- _What this task involves_
Please return every one of the records below verbatim, keeping each line unchanged.

- _Exercise input_

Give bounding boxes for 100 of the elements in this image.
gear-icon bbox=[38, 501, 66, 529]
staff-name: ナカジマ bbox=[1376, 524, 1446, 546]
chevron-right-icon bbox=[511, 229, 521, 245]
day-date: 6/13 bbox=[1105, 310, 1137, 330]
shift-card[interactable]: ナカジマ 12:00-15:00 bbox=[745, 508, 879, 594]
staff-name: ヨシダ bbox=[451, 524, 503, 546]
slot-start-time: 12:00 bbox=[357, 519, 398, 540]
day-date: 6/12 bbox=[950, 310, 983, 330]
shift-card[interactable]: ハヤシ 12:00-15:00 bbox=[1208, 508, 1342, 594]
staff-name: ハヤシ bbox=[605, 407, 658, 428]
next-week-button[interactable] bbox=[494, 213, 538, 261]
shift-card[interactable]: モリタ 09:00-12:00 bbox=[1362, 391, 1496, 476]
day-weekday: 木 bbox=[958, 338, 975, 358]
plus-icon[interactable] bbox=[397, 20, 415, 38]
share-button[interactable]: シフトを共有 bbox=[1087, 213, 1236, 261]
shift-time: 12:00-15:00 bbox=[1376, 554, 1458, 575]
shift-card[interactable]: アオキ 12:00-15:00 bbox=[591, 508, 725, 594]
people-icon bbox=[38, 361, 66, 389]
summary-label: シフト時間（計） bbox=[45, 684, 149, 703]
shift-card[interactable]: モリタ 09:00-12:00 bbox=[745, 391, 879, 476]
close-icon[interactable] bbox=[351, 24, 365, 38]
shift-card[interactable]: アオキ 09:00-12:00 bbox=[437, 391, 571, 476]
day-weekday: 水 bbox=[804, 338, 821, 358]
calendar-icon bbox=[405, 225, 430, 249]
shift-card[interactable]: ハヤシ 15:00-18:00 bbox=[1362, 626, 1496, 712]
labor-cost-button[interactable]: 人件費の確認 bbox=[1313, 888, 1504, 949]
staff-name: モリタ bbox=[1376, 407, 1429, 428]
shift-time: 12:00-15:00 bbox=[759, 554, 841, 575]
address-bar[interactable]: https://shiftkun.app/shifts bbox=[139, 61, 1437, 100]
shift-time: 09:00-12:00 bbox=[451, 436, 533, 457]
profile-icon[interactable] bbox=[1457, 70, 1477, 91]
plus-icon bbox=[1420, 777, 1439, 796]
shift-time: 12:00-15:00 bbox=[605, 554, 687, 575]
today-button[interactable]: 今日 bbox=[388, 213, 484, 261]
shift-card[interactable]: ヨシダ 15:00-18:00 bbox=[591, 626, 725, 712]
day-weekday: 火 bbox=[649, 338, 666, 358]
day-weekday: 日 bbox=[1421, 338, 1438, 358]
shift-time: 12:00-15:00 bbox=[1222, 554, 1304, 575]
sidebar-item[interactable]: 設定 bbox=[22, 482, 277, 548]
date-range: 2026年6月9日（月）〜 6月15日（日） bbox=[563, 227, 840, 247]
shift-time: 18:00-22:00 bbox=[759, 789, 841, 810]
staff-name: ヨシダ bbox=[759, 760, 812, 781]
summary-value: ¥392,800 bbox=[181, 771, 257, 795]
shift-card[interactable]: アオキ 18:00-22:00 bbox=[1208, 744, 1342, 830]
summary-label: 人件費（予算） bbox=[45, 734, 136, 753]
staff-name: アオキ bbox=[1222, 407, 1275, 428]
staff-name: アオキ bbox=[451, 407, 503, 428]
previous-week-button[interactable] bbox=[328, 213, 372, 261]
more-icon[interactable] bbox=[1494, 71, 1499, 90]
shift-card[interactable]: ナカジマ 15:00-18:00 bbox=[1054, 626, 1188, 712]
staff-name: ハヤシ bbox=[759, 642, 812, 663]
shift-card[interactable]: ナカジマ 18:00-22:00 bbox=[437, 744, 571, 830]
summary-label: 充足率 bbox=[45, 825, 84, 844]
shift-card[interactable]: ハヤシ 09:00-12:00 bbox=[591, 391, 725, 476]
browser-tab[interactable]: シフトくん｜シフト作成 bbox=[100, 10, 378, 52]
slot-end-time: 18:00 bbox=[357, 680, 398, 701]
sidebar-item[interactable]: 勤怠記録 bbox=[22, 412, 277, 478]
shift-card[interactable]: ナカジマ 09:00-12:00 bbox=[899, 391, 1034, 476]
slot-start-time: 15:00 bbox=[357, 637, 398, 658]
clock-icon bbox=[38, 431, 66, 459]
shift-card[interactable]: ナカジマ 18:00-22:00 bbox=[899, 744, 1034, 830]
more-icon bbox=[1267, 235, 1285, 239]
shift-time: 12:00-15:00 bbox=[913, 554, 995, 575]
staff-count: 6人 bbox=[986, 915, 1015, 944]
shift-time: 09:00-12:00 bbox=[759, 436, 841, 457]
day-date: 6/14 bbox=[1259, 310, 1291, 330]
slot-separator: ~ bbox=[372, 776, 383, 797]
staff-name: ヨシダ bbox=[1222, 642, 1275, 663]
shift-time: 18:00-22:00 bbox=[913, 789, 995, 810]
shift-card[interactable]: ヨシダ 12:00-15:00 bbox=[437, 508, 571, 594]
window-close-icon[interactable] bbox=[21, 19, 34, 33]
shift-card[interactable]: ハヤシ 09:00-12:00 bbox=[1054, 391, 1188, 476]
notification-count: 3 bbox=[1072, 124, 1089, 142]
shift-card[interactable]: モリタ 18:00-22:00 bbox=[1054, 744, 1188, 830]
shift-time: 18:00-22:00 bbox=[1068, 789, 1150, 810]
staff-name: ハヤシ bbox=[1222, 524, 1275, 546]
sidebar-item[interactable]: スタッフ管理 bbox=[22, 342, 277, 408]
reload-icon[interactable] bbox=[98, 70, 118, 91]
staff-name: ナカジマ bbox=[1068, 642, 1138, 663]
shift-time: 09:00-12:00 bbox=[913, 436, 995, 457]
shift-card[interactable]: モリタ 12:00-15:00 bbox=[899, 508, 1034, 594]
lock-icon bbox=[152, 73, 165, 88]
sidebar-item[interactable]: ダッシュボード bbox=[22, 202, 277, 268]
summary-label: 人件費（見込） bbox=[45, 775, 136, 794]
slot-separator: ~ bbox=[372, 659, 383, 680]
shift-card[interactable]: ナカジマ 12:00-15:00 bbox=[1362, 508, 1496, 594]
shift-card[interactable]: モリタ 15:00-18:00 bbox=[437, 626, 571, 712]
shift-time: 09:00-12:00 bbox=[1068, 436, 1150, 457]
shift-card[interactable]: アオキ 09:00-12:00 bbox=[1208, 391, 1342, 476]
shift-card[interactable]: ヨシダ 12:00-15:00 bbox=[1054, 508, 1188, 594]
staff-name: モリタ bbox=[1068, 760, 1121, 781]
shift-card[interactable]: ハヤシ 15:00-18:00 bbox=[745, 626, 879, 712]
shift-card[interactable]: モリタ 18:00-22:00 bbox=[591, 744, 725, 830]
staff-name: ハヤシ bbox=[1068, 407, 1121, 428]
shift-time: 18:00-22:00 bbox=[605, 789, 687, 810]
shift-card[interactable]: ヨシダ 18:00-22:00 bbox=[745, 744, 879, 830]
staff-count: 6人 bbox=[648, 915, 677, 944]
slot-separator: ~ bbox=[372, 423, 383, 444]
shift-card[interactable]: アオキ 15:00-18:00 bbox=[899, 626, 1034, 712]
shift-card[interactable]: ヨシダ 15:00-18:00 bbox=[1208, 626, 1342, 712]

- _Response to the exercise_
Give bounding boxes for 100 of the elements in this image.
gear-icon bbox=[38, 501, 66, 529]
staff-name: ナカジマ bbox=[1376, 524, 1446, 546]
chevron-right-icon bbox=[511, 229, 521, 245]
day-date: 6/13 bbox=[1105, 310, 1137, 330]
shift-card[interactable]: ナカジマ 12:00-15:00 bbox=[745, 508, 879, 594]
staff-name: ヨシダ bbox=[451, 524, 503, 546]
slot-start-time: 12:00 bbox=[357, 519, 398, 540]
day-date: 6/12 bbox=[950, 310, 983, 330]
shift-card[interactable]: ハヤシ 12:00-15:00 bbox=[1208, 508, 1342, 594]
staff-name: ハヤシ bbox=[605, 407, 658, 428]
next-week-button[interactable] bbox=[494, 213, 538, 261]
shift-card[interactable]: モリタ 09:00-12:00 bbox=[1362, 391, 1496, 476]
day-weekday: 木 bbox=[958, 338, 975, 358]
plus-icon[interactable] bbox=[397, 20, 415, 38]
share-button[interactable]: シフトを共有 bbox=[1087, 213, 1236, 261]
shift-time: 12:00-15:00 bbox=[1376, 554, 1458, 575]
shift-card[interactable]: アオキ 12:00-15:00 bbox=[591, 508, 725, 594]
people-icon bbox=[38, 361, 66, 389]
summary-label: シフト時間（計） bbox=[45, 684, 149, 703]
shift-card[interactable]: モリタ 09:00-12:00 bbox=[745, 391, 879, 476]
close-icon[interactable] bbox=[351, 24, 365, 38]
shift-card[interactable]: アオキ 09:00-12:00 bbox=[437, 391, 571, 476]
day-weekday: 水 bbox=[804, 338, 821, 358]
calendar-icon bbox=[405, 225, 430, 249]
shift-card[interactable]: ハヤシ 15:00-18:00 bbox=[1362, 626, 1496, 712]
labor-cost-button[interactable]: 人件費の確認 bbox=[1313, 888, 1504, 949]
staff-name: モリタ bbox=[1376, 407, 1429, 428]
shift-time: 12:00-15:00 bbox=[759, 554, 841, 575]
address-bar[interactable]: https://shiftkun.app/shifts bbox=[139, 61, 1437, 100]
shift-time: 09:00-12:00 bbox=[451, 436, 533, 457]
profile-icon[interactable] bbox=[1457, 70, 1477, 91]
plus-icon bbox=[1420, 777, 1439, 796]
shift-time: 12:00-15:00 bbox=[605, 554, 687, 575]
today-button[interactable]: 今日 bbox=[388, 213, 484, 261]
shift-card[interactable]: ヨシダ 15:00-18:00 bbox=[591, 626, 725, 712]
day-weekday: 火 bbox=[649, 338, 666, 358]
day-weekday: 日 bbox=[1421, 338, 1438, 358]
shift-time: 12:00-15:00 bbox=[1222, 554, 1304, 575]
sidebar-item[interactable]: 設定 bbox=[22, 482, 277, 548]
date-range: 2026年6月9日（月）〜 6月15日（日） bbox=[563, 227, 840, 247]
shift-time: 18:00-22:00 bbox=[759, 789, 841, 810]
staff-name: ヨシダ bbox=[759, 760, 812, 781]
summary-value: ¥392,800 bbox=[181, 771, 257, 795]
shift-card[interactable]: アオキ 18:00-22:00 bbox=[1208, 744, 1342, 830]
summary-label: 人件費（予算） bbox=[45, 734, 136, 753]
staff-name: アオキ bbox=[1222, 407, 1275, 428]
staff-name: アオキ bbox=[451, 407, 503, 428]
previous-week-button[interactable] bbox=[328, 213, 372, 261]
more-icon[interactable] bbox=[1494, 71, 1499, 90]
shift-card[interactable]: ナカジマ 15:00-18:00 bbox=[1054, 626, 1188, 712]
staff-name: ハヤシ bbox=[759, 642, 812, 663]
shift-card[interactable]: ナカジマ 18:00-22:00 bbox=[437, 744, 571, 830]
summary-label: 充足率 bbox=[45, 825, 84, 844]
shift-card[interactable]: ハヤシ 09:00-12:00 bbox=[591, 391, 725, 476]
browser-tab[interactable]: シフトくん｜シフト作成 bbox=[100, 10, 378, 52]
slot-end-time: 18:00 bbox=[357, 680, 398, 701]
sidebar-item[interactable]: 勤怠記録 bbox=[22, 412, 277, 478]
shift-card[interactable]: ナカジマ 09:00-12:00 bbox=[899, 391, 1034, 476]
slot-start-time: 15:00 bbox=[357, 637, 398, 658]
clock-icon bbox=[38, 431, 66, 459]
shift-card[interactable]: ナカジマ 18:00-22:00 bbox=[899, 744, 1034, 830]
more-icon bbox=[1267, 235, 1285, 239]
shift-time: 12:00-15:00 bbox=[913, 554, 995, 575]
staff-count: 6人 bbox=[986, 915, 1015, 944]
shift-time: 09:00-12:00 bbox=[759, 436, 841, 457]
day-date: 6/14 bbox=[1259, 310, 1291, 330]
slot-separator: ~ bbox=[372, 776, 383, 797]
staff-name: ヨシダ bbox=[1222, 642, 1275, 663]
shift-time: 18:00-22:00 bbox=[913, 789, 995, 810]
shift-card[interactable]: ヨシダ 12:00-15:00 bbox=[437, 508, 571, 594]
window-close-icon[interactable] bbox=[21, 19, 34, 33]
shift-card[interactable]: ハヤシ 09:00-12:00 bbox=[1054, 391, 1188, 476]
notification-count: 3 bbox=[1072, 124, 1089, 142]
shift-card[interactable]: モリタ 18:00-22:00 bbox=[1054, 744, 1188, 830]
shift-time: 18:00-22:00 bbox=[1068, 789, 1150, 810]
staff-name: ハヤシ bbox=[1222, 524, 1275, 546]
sidebar-item[interactable]: スタッフ管理 bbox=[22, 342, 277, 408]
reload-icon[interactable] bbox=[98, 70, 118, 91]
staff-name: ナカジマ bbox=[1068, 642, 1138, 663]
shift-time: 09:00-12:00 bbox=[913, 436, 995, 457]
shift-card[interactable]: モリタ 12:00-15:00 bbox=[899, 508, 1034, 594]
lock-icon bbox=[152, 73, 165, 88]
sidebar-item[interactable]: ダッシュボード bbox=[22, 202, 277, 268]
summary-label: 人件費（見込） bbox=[45, 775, 136, 794]
slot-separator: ~ bbox=[372, 659, 383, 680]
shift-card[interactable]: ナカジマ 12:00-15:00 bbox=[1362, 508, 1496, 594]
shift-card[interactable]: モリタ 15:00-18:00 bbox=[437, 626, 571, 712]
shift-time: 09:00-12:00 bbox=[1068, 436, 1150, 457]
shift-card[interactable]: アオキ 09:00-12:00 bbox=[1208, 391, 1342, 476]
shift-card[interactable]: ヨシダ 12:00-15:00 bbox=[1054, 508, 1188, 594]
staff-name: モリタ bbox=[1068, 760, 1121, 781]
shift-card[interactable]: ハヤシ 15:00-18:00 bbox=[745, 626, 879, 712]
shift-card[interactable]: モリタ 18:00-22:00 bbox=[591, 744, 725, 830]
staff-name: ハヤシ bbox=[1068, 407, 1121, 428]
shift-time: 18:00-22:00 bbox=[605, 789, 687, 810]
shift-card[interactable]: ヨシダ 18:00-22:00 bbox=[745, 744, 879, 830]
staff-count: 6人 bbox=[648, 915, 677, 944]
slot-separator: ~ bbox=[372, 423, 383, 444]
shift-card[interactable]: アオキ 15:00-18:00 bbox=[899, 626, 1034, 712]
shift-card[interactable]: ヨシダ 15:00-18:00 bbox=[1208, 626, 1342, 712]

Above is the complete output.